═══ ARTICLE

Wirekite projects a CQL keyspace onto a fundamentally relational target. The structural mapping is:

| CQL concept                        | Target concept                                  |
| ---------------------------------- | ----------------------------------------------- |
| keyspace                           | schema (renamable via `schemaRename`)           |
| table                              | table                                           |
| partition key + clustering columns | composite `PRIMARY KEY` (in declaration order)  |
| regular column                     | nullable column                                 |
| static column                      | regular column (the static-ness is not modeled) |
| `frozen<…>`                        | transparent — the inner type is used            |

### Canonical Type Mapping

Wirekite first converts each CQL type to an internal Wirekite type, then each target's loader maps that to a concrete column type. The source of truth is `cassandra/db_utils.CQLToWirekite`.

══════

WRITTEN INSTRUCTION A: In the article, what does a CQL static column become in the target?

═══ DATA PROVIDED

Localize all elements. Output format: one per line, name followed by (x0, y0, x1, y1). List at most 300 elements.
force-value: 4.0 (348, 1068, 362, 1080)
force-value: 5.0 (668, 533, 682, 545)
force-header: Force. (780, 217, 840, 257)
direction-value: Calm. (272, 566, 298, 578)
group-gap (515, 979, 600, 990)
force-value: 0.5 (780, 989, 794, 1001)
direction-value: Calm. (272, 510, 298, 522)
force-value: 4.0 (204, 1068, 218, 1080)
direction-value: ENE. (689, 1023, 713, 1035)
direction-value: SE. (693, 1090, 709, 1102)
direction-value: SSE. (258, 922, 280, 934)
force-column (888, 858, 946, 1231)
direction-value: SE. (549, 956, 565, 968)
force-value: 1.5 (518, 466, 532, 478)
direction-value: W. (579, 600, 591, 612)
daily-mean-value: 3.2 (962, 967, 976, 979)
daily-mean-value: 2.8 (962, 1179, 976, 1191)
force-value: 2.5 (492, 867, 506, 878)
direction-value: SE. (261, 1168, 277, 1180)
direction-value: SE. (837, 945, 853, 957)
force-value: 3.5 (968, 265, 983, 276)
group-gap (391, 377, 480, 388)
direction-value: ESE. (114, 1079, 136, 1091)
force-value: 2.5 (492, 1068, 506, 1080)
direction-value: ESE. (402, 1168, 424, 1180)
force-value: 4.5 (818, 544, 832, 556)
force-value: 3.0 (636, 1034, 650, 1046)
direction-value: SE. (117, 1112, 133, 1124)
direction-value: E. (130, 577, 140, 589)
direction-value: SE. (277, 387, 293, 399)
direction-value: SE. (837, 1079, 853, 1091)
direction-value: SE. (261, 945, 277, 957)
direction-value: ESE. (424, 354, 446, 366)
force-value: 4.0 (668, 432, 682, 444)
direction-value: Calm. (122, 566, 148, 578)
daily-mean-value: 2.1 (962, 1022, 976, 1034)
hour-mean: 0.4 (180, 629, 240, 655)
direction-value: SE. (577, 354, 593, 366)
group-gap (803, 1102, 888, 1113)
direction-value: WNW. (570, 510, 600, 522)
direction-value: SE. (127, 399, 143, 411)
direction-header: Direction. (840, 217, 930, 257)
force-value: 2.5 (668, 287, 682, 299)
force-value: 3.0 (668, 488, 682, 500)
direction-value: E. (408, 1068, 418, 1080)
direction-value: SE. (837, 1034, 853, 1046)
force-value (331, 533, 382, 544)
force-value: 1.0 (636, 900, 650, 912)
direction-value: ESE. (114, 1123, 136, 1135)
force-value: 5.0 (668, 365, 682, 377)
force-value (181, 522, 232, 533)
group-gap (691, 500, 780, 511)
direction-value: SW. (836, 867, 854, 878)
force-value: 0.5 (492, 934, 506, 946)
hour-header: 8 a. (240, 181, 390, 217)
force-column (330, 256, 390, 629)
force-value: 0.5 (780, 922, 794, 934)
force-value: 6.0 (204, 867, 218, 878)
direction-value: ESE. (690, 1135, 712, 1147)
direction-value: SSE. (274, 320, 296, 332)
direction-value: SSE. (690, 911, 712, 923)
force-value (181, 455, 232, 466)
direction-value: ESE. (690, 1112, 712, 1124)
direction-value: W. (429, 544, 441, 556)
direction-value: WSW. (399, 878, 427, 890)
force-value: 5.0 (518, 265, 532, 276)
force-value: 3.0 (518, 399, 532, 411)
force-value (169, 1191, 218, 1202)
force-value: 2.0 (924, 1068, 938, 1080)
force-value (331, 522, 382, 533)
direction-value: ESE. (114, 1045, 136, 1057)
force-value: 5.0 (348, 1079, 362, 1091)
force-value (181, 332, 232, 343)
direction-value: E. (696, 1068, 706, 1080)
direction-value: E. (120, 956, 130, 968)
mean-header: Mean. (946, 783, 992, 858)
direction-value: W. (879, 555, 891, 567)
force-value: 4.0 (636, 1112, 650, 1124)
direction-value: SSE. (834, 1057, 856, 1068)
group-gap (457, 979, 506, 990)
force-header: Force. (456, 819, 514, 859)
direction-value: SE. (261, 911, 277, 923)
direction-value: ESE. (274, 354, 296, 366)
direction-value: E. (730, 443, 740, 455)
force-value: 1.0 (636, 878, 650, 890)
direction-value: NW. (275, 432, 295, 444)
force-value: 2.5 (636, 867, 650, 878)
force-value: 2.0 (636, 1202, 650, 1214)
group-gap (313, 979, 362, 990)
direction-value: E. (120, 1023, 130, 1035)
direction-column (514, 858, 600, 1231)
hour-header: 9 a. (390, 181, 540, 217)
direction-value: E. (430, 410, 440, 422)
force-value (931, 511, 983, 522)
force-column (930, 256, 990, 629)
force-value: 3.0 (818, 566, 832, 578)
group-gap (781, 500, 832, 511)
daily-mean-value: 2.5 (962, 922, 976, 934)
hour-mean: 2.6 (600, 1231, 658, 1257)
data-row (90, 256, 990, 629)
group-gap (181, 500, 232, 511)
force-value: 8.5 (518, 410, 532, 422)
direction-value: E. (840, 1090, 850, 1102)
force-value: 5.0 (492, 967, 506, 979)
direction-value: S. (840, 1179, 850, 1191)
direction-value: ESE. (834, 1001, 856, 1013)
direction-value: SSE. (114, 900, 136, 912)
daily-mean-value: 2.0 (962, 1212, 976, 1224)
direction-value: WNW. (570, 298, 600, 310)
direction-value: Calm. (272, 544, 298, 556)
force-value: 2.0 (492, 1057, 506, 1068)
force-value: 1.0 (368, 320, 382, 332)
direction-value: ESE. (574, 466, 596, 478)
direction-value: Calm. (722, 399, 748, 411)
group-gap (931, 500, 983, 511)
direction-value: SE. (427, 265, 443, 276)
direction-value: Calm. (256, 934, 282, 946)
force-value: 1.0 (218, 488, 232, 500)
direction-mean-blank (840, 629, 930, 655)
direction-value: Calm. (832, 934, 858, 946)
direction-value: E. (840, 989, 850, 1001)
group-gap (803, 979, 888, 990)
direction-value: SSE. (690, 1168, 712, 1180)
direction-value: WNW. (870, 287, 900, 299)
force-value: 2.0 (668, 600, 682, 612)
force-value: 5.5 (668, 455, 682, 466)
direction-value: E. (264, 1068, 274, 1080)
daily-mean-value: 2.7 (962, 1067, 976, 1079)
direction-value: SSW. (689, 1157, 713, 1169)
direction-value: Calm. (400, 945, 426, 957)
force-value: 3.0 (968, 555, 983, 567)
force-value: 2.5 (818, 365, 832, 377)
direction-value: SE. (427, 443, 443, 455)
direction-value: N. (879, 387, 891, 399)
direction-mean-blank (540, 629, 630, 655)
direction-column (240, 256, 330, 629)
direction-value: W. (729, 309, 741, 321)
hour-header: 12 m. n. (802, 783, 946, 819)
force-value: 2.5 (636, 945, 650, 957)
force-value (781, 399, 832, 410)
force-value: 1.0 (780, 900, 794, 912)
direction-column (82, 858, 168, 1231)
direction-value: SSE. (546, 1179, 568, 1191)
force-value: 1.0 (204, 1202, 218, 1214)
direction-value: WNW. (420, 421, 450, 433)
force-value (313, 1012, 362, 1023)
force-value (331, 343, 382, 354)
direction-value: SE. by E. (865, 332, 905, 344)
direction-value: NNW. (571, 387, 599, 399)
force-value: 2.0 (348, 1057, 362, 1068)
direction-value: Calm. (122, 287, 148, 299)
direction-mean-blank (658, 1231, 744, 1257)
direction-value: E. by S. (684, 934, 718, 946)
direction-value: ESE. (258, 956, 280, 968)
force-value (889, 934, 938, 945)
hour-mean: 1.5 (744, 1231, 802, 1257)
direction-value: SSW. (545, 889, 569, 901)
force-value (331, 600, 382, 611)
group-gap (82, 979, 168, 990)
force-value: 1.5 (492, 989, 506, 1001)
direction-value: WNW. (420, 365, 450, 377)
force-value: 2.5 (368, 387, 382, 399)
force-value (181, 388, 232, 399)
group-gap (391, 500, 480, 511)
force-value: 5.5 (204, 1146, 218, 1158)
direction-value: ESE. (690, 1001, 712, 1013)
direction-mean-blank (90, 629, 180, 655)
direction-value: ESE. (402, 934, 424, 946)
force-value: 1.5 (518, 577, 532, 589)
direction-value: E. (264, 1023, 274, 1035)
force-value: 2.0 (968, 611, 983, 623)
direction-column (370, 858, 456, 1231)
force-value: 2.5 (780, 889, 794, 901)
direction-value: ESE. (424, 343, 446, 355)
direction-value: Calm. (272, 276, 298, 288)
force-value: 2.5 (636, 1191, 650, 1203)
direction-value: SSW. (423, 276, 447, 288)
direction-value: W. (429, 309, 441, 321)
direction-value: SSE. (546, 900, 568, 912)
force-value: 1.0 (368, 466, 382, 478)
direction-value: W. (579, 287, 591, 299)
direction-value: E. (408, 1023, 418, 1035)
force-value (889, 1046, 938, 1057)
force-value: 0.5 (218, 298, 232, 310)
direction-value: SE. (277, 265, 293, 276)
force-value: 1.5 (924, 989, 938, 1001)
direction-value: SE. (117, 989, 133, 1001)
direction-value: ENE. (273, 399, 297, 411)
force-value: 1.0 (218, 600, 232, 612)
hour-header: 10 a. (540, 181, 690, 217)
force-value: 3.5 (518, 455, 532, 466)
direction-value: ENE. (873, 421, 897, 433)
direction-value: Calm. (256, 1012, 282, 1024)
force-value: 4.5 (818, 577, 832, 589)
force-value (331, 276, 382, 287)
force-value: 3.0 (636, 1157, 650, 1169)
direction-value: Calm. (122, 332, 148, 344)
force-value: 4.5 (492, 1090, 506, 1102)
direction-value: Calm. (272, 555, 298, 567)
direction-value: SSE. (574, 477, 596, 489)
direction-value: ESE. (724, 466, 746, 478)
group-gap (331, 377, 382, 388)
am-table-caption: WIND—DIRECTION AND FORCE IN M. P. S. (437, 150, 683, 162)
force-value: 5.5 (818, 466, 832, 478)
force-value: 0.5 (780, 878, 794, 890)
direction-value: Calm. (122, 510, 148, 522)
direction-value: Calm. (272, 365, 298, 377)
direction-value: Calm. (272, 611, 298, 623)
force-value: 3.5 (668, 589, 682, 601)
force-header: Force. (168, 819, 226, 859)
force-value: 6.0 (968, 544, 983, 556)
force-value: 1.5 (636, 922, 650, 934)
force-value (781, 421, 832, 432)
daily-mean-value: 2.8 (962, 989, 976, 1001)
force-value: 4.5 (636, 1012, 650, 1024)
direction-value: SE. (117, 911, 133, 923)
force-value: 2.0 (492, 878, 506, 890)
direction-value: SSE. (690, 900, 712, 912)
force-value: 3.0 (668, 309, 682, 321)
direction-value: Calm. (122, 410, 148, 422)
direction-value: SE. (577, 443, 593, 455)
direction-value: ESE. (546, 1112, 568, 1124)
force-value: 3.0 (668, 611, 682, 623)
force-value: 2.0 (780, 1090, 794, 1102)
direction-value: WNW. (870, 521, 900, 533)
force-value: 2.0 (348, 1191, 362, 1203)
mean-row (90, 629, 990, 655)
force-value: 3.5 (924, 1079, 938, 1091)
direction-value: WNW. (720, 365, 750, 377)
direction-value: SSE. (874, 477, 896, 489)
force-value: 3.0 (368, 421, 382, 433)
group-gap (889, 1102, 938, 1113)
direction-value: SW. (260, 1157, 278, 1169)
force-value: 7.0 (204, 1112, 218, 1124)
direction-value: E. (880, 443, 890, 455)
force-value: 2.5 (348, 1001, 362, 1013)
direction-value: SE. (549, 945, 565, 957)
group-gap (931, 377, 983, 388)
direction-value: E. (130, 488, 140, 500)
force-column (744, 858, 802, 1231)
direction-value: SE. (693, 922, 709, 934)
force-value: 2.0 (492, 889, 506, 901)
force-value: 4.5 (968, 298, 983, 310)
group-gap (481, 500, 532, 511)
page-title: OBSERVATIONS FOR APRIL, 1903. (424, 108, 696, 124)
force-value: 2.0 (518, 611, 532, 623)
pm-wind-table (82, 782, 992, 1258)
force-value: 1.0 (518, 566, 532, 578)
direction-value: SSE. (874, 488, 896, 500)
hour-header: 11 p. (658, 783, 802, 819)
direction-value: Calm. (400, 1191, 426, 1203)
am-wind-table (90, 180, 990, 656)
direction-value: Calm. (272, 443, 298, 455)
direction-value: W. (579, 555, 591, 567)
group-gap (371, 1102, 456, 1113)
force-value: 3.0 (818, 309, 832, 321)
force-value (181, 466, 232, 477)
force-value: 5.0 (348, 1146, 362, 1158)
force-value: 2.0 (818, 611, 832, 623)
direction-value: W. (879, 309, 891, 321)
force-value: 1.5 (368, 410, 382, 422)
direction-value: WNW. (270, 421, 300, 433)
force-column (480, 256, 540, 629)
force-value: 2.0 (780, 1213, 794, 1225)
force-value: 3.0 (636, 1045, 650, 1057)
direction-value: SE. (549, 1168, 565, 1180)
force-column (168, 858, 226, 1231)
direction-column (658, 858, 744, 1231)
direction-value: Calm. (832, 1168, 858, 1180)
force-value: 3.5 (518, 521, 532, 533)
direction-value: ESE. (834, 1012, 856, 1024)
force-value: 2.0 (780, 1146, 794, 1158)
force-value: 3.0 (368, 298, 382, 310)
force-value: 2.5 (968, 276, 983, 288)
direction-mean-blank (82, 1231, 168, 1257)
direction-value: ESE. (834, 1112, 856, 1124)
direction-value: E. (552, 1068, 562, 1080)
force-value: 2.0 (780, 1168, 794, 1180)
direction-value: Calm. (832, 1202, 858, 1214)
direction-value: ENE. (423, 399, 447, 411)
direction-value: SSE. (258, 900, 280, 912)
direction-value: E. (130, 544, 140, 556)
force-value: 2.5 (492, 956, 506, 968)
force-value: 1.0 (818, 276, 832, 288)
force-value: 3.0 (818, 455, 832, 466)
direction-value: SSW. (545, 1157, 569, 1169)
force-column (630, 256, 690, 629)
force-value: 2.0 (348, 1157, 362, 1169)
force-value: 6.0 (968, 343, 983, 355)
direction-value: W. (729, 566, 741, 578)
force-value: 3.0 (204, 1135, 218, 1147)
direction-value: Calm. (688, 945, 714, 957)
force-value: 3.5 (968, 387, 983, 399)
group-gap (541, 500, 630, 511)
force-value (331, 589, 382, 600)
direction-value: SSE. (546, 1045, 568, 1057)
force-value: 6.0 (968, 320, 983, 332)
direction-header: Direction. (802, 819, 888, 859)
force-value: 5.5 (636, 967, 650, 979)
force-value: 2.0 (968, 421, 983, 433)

══════

WRITTEN INSTRUCTION B: Duplicate the listing, starting at its first line and ending at the line that contains "force-value: 2.5 (668, 287, 682, 299)", with both of those lines included.

RIGHT ANSWER A: A regular column, since the static-ness is not modeled.

RIGHT ANSWER B:
Localize all elements. Output format: one per line, name followed by (x0, y0, x1, y1). List at most 300 elements.
force-value: 4.0 (348, 1068, 362, 1080)
force-value: 5.0 (668, 533, 682, 545)
force-header: Force. (780, 217, 840, 257)
direction-value: Calm. (272, 566, 298, 578)
group-gap (515, 979, 600, 990)
force-value: 0.5 (780, 989, 794, 1001)
direction-value: Calm. (272, 510, 298, 522)
force-value: 4.0 (204, 1068, 218, 1080)
direction-value: ENE. (689, 1023, 713, 1035)
direction-value: SE. (693, 1090, 709, 1102)
direction-value: SSE. (258, 922, 280, 934)
force-column (888, 858, 946, 1231)
direction-value: SE. (549, 956, 565, 968)
force-value: 1.5 (518, 466, 532, 478)
direction-value: W. (579, 600, 591, 612)
daily-mean-value: 3.2 (962, 967, 976, 979)
daily-mean-value: 2.8 (962, 1179, 976, 1191)
force-value: 2.5 (492, 867, 506, 878)
direction-value: SE. (261, 1168, 277, 1180)
direction-value: SE. (837, 945, 853, 957)
force-value: 3.5 (968, 265, 983, 276)
group-gap (391, 377, 480, 388)
direction-value: ESE. (114, 1079, 136, 1091)
force-value: 2.5 (492, 1068, 506, 1080)
direction-value: ESE. (402, 1168, 424, 1180)
force-value: 4.5 (818, 544, 832, 556)
force-value: 3.0 (636, 1034, 650, 1046)
direction-value: SE. (117, 1112, 133, 1124)
direction-value: E. (130, 577, 140, 589)
direction-value: SE. (277, 387, 293, 399)
direction-value: SE. (837, 1079, 853, 1091)
direction-value: SE. (261, 945, 277, 957)
direction-value: ESE. (424, 354, 446, 366)
force-value: 4.0 (668, 432, 682, 444)
direction-value: Calm. (122, 566, 148, 578)
daily-mean-value: 2.1 (962, 1022, 976, 1034)
hour-mean: 0.4 (180, 629, 240, 655)
direction-value: SE. (577, 354, 593, 366)
group-gap (803, 1102, 888, 1113)
direction-value: WNW. (570, 510, 600, 522)
direction-value: SE. (127, 399, 143, 411)
direction-header: Direction. (840, 217, 930, 257)
force-value: 2.5 (668, 287, 682, 299)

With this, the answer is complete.